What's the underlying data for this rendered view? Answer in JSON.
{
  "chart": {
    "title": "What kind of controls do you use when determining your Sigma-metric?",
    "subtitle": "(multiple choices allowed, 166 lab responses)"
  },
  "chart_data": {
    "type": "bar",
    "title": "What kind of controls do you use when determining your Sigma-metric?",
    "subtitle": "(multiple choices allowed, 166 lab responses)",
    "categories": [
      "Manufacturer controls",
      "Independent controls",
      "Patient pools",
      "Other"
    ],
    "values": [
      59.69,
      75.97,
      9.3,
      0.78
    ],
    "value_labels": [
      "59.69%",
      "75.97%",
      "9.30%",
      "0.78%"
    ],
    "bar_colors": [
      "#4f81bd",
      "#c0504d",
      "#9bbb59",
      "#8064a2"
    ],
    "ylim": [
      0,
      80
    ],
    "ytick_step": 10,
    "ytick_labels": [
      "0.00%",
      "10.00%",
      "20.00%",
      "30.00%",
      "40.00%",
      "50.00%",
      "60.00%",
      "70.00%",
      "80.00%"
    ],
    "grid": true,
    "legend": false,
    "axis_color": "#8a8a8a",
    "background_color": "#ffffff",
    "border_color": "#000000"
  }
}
========================================================================
_WHAT YOU WILL DO_
Each line of the listing above should be output exactly.

_CORRECT RESULT_
What's the underlying data for this rendered view? Answer in JSON.
{
  "chart": {
    "title": "What kind of controls do you use when determining your Sigma-metric?",
    "subtitle": "(multiple choices allowed, 166 lab responses)"
  },
  "chart_data": {
    "type": "bar",
    "title": "What kind of controls do you use when determining your Sigma-metric?",
    "subtitle": "(multiple choices allowed, 166 lab responses)",
    "categories": [
      "Manufacturer controls",
      "Independent controls",
      "Patient pools",
      "Other"
    ],
    "values": [
      59.69,
      75.97,
      9.3,
      0.78
    ],
    "value_labels": [
      "59.69%",
      "75.97%",
      "9.30%",
      "0.78%"
    ],
    "bar_colors": [
      "#4f81bd",
      "#c0504d",
      "#9bbb59",
      "#8064a2"
    ],
    "ylim": [
      0,
      80
    ],
    "ytick_step": 10,
    "ytick_labels": [
      "0.00%",
      "10.00%",
      "20.00%",
      "30.00%",
      "40.00%",
      "50.00%",
      "60.00%",
      "70.00%",
      "80.00%"
    ],
    "grid": true,
    "legend": false,
    "axis_color": "#8a8a8a",
    "background_color": "#ffffff",
    "border_color": "#000000"
  }
}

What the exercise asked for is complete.